DATASET ENTRIES:
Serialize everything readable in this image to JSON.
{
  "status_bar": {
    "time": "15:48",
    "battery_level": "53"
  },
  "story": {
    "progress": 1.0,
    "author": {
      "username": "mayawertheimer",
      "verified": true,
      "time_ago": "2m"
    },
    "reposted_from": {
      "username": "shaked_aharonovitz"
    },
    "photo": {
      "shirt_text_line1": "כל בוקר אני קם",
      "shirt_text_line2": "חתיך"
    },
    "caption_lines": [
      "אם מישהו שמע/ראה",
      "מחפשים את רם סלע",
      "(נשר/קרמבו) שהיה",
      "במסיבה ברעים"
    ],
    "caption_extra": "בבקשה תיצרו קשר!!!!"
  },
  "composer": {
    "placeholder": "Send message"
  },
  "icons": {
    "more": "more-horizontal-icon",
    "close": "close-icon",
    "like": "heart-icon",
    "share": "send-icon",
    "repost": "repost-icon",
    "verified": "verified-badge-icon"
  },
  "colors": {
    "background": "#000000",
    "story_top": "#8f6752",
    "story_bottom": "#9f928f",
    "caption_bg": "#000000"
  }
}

BRIEF: Show all lines above holding "username".

WRITTEN SOLUTION:
      "username": "mayawertheimer",
      "username": "shaked_aharonovitz"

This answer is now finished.